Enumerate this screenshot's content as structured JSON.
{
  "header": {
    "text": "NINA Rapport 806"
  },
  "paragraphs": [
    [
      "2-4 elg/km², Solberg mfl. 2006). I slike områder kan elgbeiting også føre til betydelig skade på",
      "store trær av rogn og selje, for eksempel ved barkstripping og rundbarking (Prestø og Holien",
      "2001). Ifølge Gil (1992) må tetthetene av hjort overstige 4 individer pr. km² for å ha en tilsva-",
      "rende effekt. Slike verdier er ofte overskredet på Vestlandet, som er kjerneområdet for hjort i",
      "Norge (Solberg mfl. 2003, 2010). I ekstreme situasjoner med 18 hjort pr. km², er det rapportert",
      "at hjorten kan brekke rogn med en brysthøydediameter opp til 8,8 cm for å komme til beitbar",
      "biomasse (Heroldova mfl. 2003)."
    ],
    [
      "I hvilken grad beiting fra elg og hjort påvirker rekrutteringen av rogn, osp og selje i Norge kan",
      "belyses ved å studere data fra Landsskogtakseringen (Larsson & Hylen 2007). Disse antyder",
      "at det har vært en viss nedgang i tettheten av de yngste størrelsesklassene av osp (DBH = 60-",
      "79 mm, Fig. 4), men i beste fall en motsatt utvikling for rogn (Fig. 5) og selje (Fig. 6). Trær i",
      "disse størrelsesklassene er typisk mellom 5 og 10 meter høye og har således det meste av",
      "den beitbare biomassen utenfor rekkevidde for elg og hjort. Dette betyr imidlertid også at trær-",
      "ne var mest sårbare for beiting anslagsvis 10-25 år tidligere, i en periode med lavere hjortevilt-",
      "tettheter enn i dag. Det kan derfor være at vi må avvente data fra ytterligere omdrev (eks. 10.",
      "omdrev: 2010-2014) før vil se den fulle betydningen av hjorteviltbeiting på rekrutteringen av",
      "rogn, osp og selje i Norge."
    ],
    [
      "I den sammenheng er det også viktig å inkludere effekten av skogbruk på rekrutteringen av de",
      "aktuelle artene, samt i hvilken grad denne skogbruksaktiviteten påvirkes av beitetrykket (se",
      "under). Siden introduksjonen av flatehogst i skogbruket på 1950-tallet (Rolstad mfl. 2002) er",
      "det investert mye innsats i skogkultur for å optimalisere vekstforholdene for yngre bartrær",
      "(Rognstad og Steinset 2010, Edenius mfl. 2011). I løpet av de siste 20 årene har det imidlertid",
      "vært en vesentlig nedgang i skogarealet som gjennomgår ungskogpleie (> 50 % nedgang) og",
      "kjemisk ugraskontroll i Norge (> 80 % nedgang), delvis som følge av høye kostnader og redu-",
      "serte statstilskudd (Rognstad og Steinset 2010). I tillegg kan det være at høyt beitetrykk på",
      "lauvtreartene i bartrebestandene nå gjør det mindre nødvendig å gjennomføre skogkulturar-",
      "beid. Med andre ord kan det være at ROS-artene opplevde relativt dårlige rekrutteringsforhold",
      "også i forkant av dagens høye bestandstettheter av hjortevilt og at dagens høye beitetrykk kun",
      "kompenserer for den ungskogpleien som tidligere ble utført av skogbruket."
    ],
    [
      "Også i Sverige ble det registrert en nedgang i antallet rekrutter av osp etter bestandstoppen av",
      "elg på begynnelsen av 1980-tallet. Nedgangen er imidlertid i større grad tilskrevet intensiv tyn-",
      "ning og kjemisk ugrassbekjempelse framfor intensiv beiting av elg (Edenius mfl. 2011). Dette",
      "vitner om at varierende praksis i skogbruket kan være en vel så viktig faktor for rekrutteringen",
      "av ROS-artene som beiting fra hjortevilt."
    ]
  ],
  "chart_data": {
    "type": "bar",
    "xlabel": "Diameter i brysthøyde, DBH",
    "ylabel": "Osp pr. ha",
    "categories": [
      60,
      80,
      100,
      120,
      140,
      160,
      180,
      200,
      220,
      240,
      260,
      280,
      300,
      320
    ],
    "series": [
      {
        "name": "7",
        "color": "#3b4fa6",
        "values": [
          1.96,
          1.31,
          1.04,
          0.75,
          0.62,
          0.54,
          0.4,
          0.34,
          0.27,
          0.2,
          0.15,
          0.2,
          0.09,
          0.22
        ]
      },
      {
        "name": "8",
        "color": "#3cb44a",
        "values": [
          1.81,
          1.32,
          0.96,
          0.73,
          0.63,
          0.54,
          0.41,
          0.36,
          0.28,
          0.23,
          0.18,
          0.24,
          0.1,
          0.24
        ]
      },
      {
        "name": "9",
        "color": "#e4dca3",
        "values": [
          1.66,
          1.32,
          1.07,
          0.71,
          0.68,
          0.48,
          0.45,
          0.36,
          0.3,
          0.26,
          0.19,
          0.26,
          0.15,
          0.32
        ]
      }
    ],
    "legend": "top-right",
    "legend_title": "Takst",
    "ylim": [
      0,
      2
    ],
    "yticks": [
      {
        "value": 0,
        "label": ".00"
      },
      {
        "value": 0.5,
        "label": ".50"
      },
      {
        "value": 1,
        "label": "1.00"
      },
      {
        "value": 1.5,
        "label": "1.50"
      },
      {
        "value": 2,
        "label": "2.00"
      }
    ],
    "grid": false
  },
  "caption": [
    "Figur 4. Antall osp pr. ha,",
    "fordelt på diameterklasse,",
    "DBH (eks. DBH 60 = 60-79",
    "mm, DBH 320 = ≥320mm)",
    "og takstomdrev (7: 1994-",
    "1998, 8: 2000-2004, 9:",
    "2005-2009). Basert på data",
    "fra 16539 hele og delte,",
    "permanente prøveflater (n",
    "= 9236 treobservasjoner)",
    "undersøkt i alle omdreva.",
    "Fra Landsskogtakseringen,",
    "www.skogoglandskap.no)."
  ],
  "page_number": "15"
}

::::::

TASK INSTRUCTIONS: Pick out and copy the lines of the entries that hold the string "høye".

TASK ANSWER:
      "disse størrelsesklassene er typisk mellom 5 og 10 meter høye og har således det meste av",
      "kjemisk ugraskontroll i Norge (> 80 % nedgang), delvis som følge av høye kostnader og redu-",
      "også i forkant av dagens høye bestandstettheter av hjortevilt og at dagens høye beitetrykk kun",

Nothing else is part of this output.